## RECORDS PROVIDED
┏━━

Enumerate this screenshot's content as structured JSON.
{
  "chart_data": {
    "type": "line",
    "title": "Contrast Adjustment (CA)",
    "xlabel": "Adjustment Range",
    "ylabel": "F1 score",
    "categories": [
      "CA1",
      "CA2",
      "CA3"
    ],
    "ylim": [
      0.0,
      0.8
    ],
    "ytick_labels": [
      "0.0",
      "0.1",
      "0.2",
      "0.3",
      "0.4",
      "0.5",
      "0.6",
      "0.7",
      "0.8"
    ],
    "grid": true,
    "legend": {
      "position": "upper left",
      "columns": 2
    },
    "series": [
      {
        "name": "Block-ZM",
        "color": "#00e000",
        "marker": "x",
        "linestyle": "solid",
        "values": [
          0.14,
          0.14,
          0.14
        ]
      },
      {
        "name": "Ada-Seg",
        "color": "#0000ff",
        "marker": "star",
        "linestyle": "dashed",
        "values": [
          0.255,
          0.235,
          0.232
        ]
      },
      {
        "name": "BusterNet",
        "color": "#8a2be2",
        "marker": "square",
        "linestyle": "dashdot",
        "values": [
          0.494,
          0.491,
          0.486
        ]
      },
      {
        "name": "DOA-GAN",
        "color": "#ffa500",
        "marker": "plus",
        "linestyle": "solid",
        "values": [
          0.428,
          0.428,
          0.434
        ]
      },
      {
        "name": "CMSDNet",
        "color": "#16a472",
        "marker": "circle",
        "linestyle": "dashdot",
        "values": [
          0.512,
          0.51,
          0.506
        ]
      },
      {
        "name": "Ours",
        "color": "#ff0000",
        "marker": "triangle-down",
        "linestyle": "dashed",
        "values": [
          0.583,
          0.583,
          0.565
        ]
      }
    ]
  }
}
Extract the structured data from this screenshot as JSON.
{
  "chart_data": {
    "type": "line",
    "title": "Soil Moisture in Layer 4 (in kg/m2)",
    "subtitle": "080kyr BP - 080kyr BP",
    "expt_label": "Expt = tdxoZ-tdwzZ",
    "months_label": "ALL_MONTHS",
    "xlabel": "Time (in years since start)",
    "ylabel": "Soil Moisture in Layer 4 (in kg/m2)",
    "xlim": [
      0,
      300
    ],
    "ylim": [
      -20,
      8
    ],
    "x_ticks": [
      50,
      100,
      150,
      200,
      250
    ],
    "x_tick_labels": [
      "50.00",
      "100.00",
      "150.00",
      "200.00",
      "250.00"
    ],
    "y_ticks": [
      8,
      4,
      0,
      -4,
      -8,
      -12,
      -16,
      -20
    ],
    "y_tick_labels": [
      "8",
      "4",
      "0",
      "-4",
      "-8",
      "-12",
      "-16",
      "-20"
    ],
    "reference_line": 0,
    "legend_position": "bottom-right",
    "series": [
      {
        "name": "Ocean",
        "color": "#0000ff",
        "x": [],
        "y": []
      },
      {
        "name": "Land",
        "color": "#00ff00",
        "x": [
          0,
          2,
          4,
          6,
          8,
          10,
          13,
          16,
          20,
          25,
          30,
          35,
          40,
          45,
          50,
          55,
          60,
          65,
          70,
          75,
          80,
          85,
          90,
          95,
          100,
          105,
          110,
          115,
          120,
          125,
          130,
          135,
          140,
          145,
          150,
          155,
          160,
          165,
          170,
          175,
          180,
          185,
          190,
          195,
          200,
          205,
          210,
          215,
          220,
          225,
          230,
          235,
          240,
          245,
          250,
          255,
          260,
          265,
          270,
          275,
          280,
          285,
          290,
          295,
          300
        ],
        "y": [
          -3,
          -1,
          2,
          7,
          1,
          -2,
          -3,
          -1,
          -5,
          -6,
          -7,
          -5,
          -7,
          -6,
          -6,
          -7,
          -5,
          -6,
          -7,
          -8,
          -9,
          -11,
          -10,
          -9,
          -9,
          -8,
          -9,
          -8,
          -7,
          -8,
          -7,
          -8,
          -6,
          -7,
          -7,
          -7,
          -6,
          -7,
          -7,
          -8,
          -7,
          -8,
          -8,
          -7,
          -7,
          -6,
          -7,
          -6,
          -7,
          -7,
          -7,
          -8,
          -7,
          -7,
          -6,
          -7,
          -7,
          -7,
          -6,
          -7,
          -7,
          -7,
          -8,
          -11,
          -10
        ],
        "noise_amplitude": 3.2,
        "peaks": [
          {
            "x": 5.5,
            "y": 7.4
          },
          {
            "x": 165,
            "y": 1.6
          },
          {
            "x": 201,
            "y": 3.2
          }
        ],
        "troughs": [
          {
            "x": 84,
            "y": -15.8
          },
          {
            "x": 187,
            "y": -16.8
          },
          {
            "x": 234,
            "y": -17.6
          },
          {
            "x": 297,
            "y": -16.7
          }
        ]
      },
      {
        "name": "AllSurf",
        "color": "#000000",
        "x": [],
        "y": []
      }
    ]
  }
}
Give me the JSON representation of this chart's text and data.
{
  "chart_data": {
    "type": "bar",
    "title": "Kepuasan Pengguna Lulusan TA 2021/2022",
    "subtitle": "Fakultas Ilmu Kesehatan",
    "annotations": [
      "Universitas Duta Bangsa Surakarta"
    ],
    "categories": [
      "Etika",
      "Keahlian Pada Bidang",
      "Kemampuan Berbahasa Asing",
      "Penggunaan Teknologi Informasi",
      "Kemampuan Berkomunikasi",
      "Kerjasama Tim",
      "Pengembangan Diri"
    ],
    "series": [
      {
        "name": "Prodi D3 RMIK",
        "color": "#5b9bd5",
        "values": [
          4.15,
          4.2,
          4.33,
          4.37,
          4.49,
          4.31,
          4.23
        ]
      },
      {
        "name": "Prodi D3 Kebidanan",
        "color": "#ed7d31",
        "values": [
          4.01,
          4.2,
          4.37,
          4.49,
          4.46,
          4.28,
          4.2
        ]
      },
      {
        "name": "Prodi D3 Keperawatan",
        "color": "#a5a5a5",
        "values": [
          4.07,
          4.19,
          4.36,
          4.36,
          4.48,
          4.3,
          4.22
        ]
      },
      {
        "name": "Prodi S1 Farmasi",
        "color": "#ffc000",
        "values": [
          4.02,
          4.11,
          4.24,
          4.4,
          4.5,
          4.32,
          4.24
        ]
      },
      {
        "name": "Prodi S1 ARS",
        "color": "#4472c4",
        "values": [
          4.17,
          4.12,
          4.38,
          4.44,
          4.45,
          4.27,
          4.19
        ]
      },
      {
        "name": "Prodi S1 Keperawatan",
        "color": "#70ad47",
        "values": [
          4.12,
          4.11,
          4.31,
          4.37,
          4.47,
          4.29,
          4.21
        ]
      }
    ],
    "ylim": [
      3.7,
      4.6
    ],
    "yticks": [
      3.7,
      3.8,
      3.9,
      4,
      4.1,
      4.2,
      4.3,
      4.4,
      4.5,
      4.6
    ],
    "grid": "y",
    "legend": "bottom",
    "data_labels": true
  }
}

┗━━

## YOUR GOAL
Please restate the records in full, word for word.

## RESPONSE TO THIS EXERCISE
Enumerate this screenshot's content as structured JSON.
{
  "chart_data": {
    "type": "line",
    "title": "Contrast Adjustment (CA)",
    "xlabel": "Adjustment Range",
    "ylabel": "F1 score",
    "categories": [
      "CA1",
      "CA2",
      "CA3"
    ],
    "ylim": [
      0.0,
      0.8
    ],
    "ytick_labels": [
      "0.0",
      "0.1",
      "0.2",
      "0.3",
      "0.4",
      "0.5",
      "0.6",
      "0.7",
      "0.8"
    ],
    "grid": true,
    "legend": {
      "position": "upper left",
      "columns": 2
    },
    "series": [
      {
        "name": "Block-ZM",
        "color": "#00e000",
        "marker": "x",
        "linestyle": "solid",
        "values": [
          0.14,
          0.14,
          0.14
        ]
      },
      {
        "name": "Ada-Seg",
        "color": "#0000ff",
        "marker": "star",
        "linestyle": "dashed",
        "values": [
          0.255,
          0.235,
          0.232
        ]
      },
      {
        "name": "BusterNet",
        "color": "#8a2be2",
        "marker": "square",
        "linestyle": "dashdot",
        "values": [
          0.494,
          0.491,
          0.486
        ]
      },
      {
        "name": "DOA-GAN",
        "color": "#ffa500",
        "marker": "plus",
        "linestyle": "solid",
        "values": [
          0.428,
          0.428,
          0.434
        ]
      },
      {
        "name": "CMSDNet",
        "color": "#16a472",
        "marker": "circle",
        "linestyle": "dashdot",
        "values": [
          0.512,
          0.51,
          0.506
        ]
      },
      {
        "name": "Ours",
        "color": "#ff0000",
        "marker": "triangle-down",
        "linestyle": "dashed",
        "values": [
          0.583,
          0.583,
          0.565
        ]
      }
    ]
  }
}
Extract the structured data from this screenshot as JSON.
{
  "chart_data": {
    "type": "line",
    "title": "Soil Moisture in Layer 4 (in kg/m2)",
    "subtitle": "080kyr BP - 080kyr BP",
    "expt_label": "Expt = tdxoZ-tdwzZ",
    "months_label": "ALL_MONTHS",
    "xlabel": "Time (in years since start)",
    "ylabel": "Soil Moisture in Layer 4 (in kg/m2)",
    "xlim": [
      0,
      300
    ],
    "ylim": [
      -20,
      8
    ],
    "x_ticks": [
      50,
      100,
      150,
      200,
      250
    ],
    "x_tick_labels": [
      "50.00",
      "100.00",
      "150.00",
      "200.00",
      "250.00"
    ],
    "y_ticks": [
      8,
      4,
      0,
      -4,
      -8,
      -12,
      -16,
      -20
    ],
    "y_tick_labels": [
      "8",
      "4",
      "0",
      "-4",
      "-8",
      "-12",
      "-16",
      "-20"
    ],
    "reference_line": 0,
    "legend_position": "bottom-right",
    "series": [
      {
        "name": "Ocean",
        "color": "#0000ff",
        "x": [],
        "y": []
      },
      {
        "name": "Land",
        "color": "#00ff00",
        "x": [
          0,
          2,
          4,
          6,
          8,
          10,
          13,
          16,
          20,
          25,
          30,
          35,
          40,
          45,
          50,
          55,
          60,
          65,
          70,
          75,
          80,
          85,
          90,
          95,
          100,
          105,
          110,
          115,
          120,
          125,
          130,
          135,
          140,
          145,
          150,
          155,
          160,
          165,
          170,
          175,
          180,
          185,
          190,
          195,
          200,
          205,
          210,
          215,
          220,
          225,
          230,
          235,
          240,
          245,
          250,
          255,
          260,
          265,
          270,
          275,
          280,
          285,
          290,
          295,
          300
        ],
        "y": [
          -3,
          -1,
          2,
          7,
          1,
          -2,
          -3,
          -1,
          -5,
          -6,
          -7,
          -5,
          -7,
          -6,
          -6,
          -7,
          -5,
          -6,
          -7,
          -8,
          -9,
          -11,
          -10,
          -9,
          -9,
          -8,
          -9,
          -8,
          -7,
          -8,
          -7,
          -8,
          -6,
          -7,
          -7,
          -7,
          -6,
          -7,
          -7,
          -8,
          -7,
          -8,
          -8,
          -7,
          -7,
          -6,
          -7,
          -6,
          -7,
          -7,
          -7,
          -8,
          -7,
          -7,
          -6,
          -7,
          -7,
          -7,
          -6,
          -7,
          -7,
          -7,
          -8,
          -11,
          -10
        ],
        "noise_amplitude": 3.2,
        "peaks": [
          {
            "x": 5.5,
            "y": 7.4
          },
          {
            "x": 165,
            "y": 1.6
          },
          {
            "x": 201,
            "y": 3.2
          }
        ],
        "troughs": [
          {
            "x": 84,
            "y": -15.8
          },
          {
            "x": 187,
            "y": -16.8
          },
          {
            "x": 234,
            "y": -17.6
          },
          {
            "x": 297,
            "y": -16.7
          }
        ]
      },
      {
        "name": "AllSurf",
        "color": "#000000",
        "x": [],
        "y": []
      }
    ]
  }
}
Give me the JSON representation of this chart's text and data.
{
  "chart_data": {
    "type": "bar",
    "title": "Kepuasan Pengguna Lulusan TA 2021/2022",
    "subtitle": "Fakultas Ilmu Kesehatan",
    "annotations": [
      "Universitas Duta Bangsa Surakarta"
    ],
    "categories": [
      "Etika",
      "Keahlian Pada Bidang",
      "Kemampuan Berbahasa Asing",
      "Penggunaan Teknologi Informasi",
      "Kemampuan Berkomunikasi",
      "Kerjasama Tim",
      "Pengembangan Diri"
    ],
    "series": [
      {
        "name": "Prodi D3 RMIK",
        "color": "#5b9bd5",
        "values": [
          4.15,
          4.2,
          4.33,
          4.37,
          4.49,
          4.31,
          4.23
        ]
      },
      {
        "name": "Prodi D3 Kebidanan",
        "color": "#ed7d31",
        "values": [
          4.01,
          4.2,
          4.37,
          4.49,
          4.46,
          4.28,
          4.2
        ]
      },
      {
        "name": "Prodi D3 Keperawatan",
        "color": "#a5a5a5",
        "values": [
          4.07,
          4.19,
          4.36,
          4.36,
          4.48,
          4.3,
          4.22
        ]
      },
      {
        "name": "Prodi S1 Farmasi",
        "color": "#ffc000",
        "values": [
          4.02,
          4.11,
          4.24,
          4.4,
          4.5,
          4.32,
          4.24
        ]
      },
      {
        "name": "Prodi S1 ARS",
        "color": "#4472c4",
        "values": [
          4.17,
          4.12,
          4.38,
          4.44,
          4.45,
          4.27,
          4.19
        ]
      },
      {
        "name": "Prodi S1 Keperawatan",
        "color": "#70ad47",
        "values": [
          4.12,
          4.11,
          4.31,
          4.37,
          4.47,
          4.29,
          4.21
        ]
      }
    ],
    "ylim": [
      3.7,
      4.6
    ],
    "yticks": [
      3.7,
      3.8,
      3.9,
      4,
      4.1,
      4.2,
      4.3,
      4.4,
      4.5,
      4.6
    ],
    "grid": "y",
    "legend": "bottom",
    "data_labels": true
  }
}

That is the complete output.